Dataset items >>
==============================

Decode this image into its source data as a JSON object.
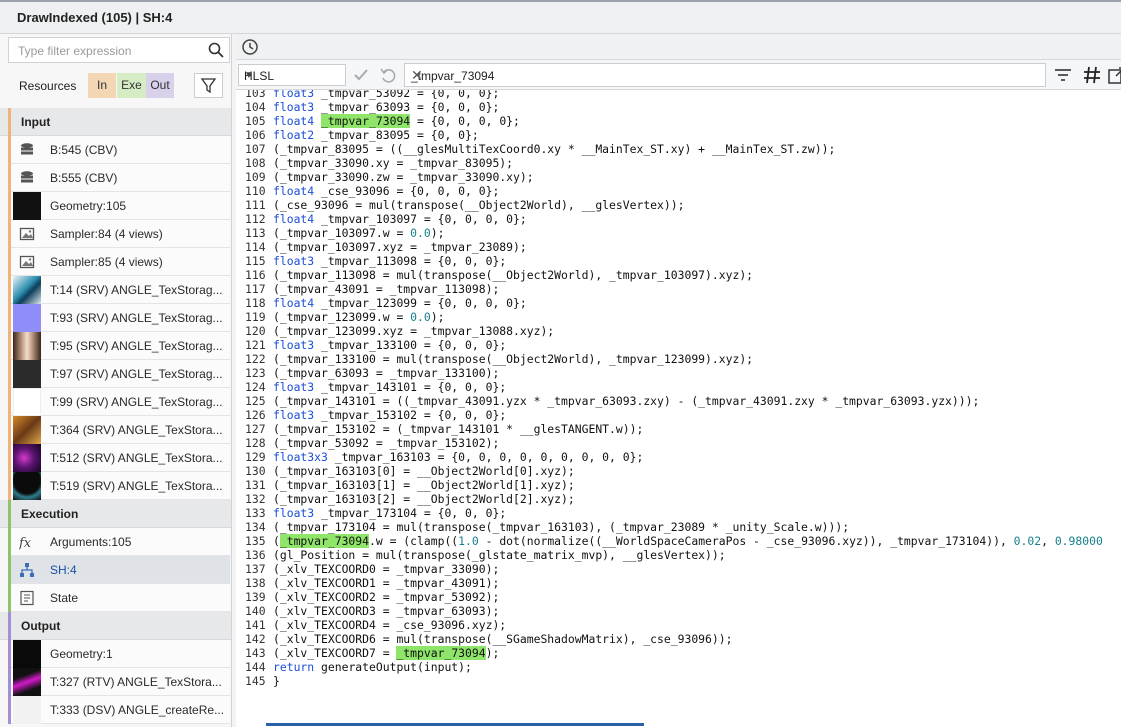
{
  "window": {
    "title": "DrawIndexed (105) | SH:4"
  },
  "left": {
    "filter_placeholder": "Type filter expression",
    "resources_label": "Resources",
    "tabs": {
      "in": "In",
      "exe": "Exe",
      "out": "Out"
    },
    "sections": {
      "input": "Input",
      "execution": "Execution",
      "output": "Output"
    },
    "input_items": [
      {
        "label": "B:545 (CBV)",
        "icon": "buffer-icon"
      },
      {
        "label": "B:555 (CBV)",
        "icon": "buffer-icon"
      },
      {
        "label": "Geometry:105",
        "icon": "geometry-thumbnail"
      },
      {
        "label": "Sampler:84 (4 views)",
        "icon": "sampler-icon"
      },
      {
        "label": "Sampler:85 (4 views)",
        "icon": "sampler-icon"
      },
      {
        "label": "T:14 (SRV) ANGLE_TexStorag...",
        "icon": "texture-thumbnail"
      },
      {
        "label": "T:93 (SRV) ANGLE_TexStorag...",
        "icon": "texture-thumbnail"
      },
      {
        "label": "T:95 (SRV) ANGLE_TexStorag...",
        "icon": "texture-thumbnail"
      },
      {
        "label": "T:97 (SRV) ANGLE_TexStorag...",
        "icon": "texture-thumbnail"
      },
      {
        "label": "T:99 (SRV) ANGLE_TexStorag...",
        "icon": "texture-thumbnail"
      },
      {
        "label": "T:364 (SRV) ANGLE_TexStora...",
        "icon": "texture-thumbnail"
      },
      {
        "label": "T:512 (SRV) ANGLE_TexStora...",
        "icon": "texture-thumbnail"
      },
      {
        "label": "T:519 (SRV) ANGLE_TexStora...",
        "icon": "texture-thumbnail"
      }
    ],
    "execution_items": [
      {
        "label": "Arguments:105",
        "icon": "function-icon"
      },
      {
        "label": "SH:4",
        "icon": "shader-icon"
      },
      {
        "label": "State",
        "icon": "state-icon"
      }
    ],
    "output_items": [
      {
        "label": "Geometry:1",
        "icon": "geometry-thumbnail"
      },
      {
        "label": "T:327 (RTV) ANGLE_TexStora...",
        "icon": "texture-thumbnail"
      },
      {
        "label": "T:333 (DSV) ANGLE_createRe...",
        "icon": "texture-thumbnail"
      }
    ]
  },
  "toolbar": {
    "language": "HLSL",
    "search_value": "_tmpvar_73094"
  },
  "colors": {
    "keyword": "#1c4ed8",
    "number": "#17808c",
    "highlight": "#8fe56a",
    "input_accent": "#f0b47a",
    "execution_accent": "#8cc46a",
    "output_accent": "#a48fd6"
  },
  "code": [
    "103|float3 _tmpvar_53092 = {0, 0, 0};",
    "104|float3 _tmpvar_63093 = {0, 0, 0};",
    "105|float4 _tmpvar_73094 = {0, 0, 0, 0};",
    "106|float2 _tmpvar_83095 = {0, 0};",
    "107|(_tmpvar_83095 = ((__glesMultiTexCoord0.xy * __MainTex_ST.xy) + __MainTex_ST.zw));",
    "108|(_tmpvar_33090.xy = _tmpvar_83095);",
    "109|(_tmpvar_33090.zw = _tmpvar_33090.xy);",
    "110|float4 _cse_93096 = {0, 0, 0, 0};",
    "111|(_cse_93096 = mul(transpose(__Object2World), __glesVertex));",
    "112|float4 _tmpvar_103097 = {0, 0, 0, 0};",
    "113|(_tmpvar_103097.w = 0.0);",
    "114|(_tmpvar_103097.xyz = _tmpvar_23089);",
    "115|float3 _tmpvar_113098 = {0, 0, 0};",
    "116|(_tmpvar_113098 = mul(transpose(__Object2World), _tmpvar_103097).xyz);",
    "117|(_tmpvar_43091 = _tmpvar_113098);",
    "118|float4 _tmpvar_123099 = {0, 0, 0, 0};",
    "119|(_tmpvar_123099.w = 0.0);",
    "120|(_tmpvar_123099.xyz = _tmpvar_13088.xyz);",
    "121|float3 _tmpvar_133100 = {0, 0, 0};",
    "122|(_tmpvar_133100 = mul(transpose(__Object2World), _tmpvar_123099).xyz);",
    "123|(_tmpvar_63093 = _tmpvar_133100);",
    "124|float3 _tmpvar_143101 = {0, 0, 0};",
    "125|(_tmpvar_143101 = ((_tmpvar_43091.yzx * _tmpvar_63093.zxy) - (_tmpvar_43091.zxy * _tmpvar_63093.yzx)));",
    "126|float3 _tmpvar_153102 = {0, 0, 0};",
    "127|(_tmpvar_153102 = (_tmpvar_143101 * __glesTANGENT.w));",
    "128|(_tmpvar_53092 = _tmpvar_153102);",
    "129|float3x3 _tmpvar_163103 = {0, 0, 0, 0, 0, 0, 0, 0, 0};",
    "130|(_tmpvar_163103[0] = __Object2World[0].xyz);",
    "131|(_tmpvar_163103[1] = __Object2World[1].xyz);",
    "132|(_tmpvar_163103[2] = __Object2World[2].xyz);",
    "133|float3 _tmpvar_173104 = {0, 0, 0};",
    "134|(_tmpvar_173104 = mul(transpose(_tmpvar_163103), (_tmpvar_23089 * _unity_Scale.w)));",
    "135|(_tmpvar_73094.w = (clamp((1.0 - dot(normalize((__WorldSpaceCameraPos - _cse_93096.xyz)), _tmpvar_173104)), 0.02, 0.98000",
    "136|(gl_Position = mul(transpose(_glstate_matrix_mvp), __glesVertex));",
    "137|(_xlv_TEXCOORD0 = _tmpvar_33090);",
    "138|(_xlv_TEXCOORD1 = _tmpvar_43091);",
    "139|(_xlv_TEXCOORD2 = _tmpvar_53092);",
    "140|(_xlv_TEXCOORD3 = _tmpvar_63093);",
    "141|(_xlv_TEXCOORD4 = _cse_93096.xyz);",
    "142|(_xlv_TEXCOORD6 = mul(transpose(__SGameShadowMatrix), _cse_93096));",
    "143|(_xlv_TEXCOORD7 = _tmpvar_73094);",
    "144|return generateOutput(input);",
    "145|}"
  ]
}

==============================

Challenge >> Reproduce every line of the material precisely, omitting its pictures.

Exercise solution >>
Decode this image into its source data as a JSON object.
{
  "window": {
    "title": "DrawIndexed (105) | SH:4"
  },
  "left": {
    "filter_placeholder": "Type filter expression",
    "resources_label": "Resources",
    "tabs": {
      "in": "In",
      "exe": "Exe",
      "out": "Out"
    },
    "sections": {
      "input": "Input",
      "execution": "Execution",
      "output": "Output"
    },
    "input_items": [
      {
        "label": "B:545 (CBV)",
        "icon": "buffer-icon"
      },
      {
        "label": "B:555 (CBV)",
        "icon": "buffer-icon"
      },
      {
        "label": "Geometry:105",
        "icon": "geometry-thumbnail"
      },
      {
        "label": "Sampler:84 (4 views)",
        "icon": "sampler-icon"
      },
      {
        "label": "Sampler:85 (4 views)",
        "icon": "sampler-icon"
      },
      {
        "label": "T:14 (SRV) ANGLE_TexStorag...",
        "icon": "texture-thumbnail"
      },
      {
        "label": "T:93 (SRV) ANGLE_TexStorag...",
        "icon": "texture-thumbnail"
      },
      {
        "label": "T:95 (SRV) ANGLE_TexStorag...",
        "icon": "texture-thumbnail"
      },
      {
        "label": "T:97 (SRV) ANGLE_TexStorag...",
        "icon": "texture-thumbnail"
      },
      {
        "label": "T:99 (SRV) ANGLE_TexStorag...",
        "icon": "texture-thumbnail"
      },
      {
        "label": "T:364 (SRV) ANGLE_TexStora...",
        "icon": "texture-thumbnail"
      },
      {
        "label": "T:512 (SRV) ANGLE_TexStora...",
        "icon": "texture-thumbnail"
      },
      {
        "label": "T:519 (SRV) ANGLE_TexStora...",
        "icon": "texture-thumbnail"
      }
    ],
    "execution_items": [
      {
        "label": "Arguments:105",
        "icon": "function-icon"
      },
      {
        "label": "SH:4",
        "icon": "shader-icon"
      },
      {
        "label": "State",
        "icon": "state-icon"
      }
    ],
    "output_items": [
      {
        "label": "Geometry:1",
        "icon": "geometry-thumbnail"
      },
      {
        "label": "T:327 (RTV) ANGLE_TexStora...",
        "icon": "texture-thumbnail"
      },
      {
        "label": "T:333 (DSV) ANGLE_createRe...",
        "icon": "texture-thumbnail"
      }
    ]
  },
  "toolbar": {
    "language": "HLSL",
    "search_value": "_tmpvar_73094"
  },
  "colors": {
    "keyword": "#1c4ed8",
    "number": "#17808c",
    "highlight": "#8fe56a",
    "input_accent": "#f0b47a",
    "execution_accent": "#8cc46a",
    "output_accent": "#a48fd6"
  },
  "code": [
    "103|float3 _tmpvar_53092 = {0, 0, 0};",
    "104|float3 _tmpvar_63093 = {0, 0, 0};",
    "105|float4 _tmpvar_73094 = {0, 0, 0, 0};",
    "106|float2 _tmpvar_83095 = {0, 0};",
    "107|(_tmpvar_83095 = ((__glesMultiTexCoord0.xy * __MainTex_ST.xy) + __MainTex_ST.zw));",
    "108|(_tmpvar_33090.xy = _tmpvar_83095);",
    "109|(_tmpvar_33090.zw = _tmpvar_33090.xy);",
    "110|float4 _cse_93096 = {0, 0, 0, 0};",
    "111|(_cse_93096 = mul(transpose(__Object2World), __glesVertex));",
    "112|float4 _tmpvar_103097 = {0, 0, 0, 0};",
    "113|(_tmpvar_103097.w = 0.0);",
    "114|(_tmpvar_103097.xyz = _tmpvar_23089);",
    "115|float3 _tmpvar_113098 = {0, 0, 0};",
    "116|(_tmpvar_113098 = mul(transpose(__Object2World), _tmpvar_103097).xyz);",
    "117|(_tmpvar_43091 = _tmpvar_113098);",
    "118|float4 _tmpvar_123099 = {0, 0, 0, 0};",
    "119|(_tmpvar_123099.w = 0.0);",
    "120|(_tmpvar_123099.xyz = _tmpvar_13088.xyz);",
    "121|float3 _tmpvar_133100 = {0, 0, 0};",
    "122|(_tmpvar_133100 = mul(transpose(__Object2World), _tmpvar_123099).xyz);",
    "123|(_tmpvar_63093 = _tmpvar_133100);",
    "124|float3 _tmpvar_143101 = {0, 0, 0};",
    "125|(_tmpvar_143101 = ((_tmpvar_43091.yzx * _tmpvar_63093.zxy) - (_tmpvar_43091.zxy * _tmpvar_63093.yzx)));",
    "126|float3 _tmpvar_153102 = {0, 0, 0};",
    "127|(_tmpvar_153102 = (_tmpvar_143101 * __glesTANGENT.w));",
    "128|(_tmpvar_53092 = _tmpvar_153102);",
    "129|float3x3 _tmpvar_163103 = {0, 0, 0, 0, 0, 0, 0, 0, 0};",
    "130|(_tmpvar_163103[0] = __Object2World[0].xyz);",
    "131|(_tmpvar_163103[1] = __Object2World[1].xyz);",
    "132|(_tmpvar_163103[2] = __Object2World[2].xyz);",
    "133|float3 _tmpvar_173104 = {0, 0, 0};",
    "134|(_tmpvar_173104 = mul(transpose(_tmpvar_163103), (_tmpvar_23089 * _unity_Scale.w)));",
    "135|(_tmpvar_73094.w = (clamp((1.0 - dot(normalize((__WorldSpaceCameraPos - _cse_93096.xyz)), _tmpvar_173104)), 0.02, 0.98000",
    "136|(gl_Position = mul(transpose(_glstate_matrix_mvp), __glesVertex));",
    "137|(_xlv_TEXCOORD0 = _tmpvar_33090);",
    "138|(_xlv_TEXCOORD1 = _tmpvar_43091);",
    "139|(_xlv_TEXCOORD2 = _tmpvar_53092);",
    "140|(_xlv_TEXCOORD3 = _tmpvar_63093);",
    "141|(_xlv_TEXCOORD4 = _cse_93096.xyz);",
    "142|(_xlv_TEXCOORD6 = mul(transpose(__SGameShadowMatrix), _cse_93096));",
    "143|(_xlv_TEXCOORD7 = _tmpvar_73094);",
    "144|return generateOutput(input);",
    "145|}"
  ]
}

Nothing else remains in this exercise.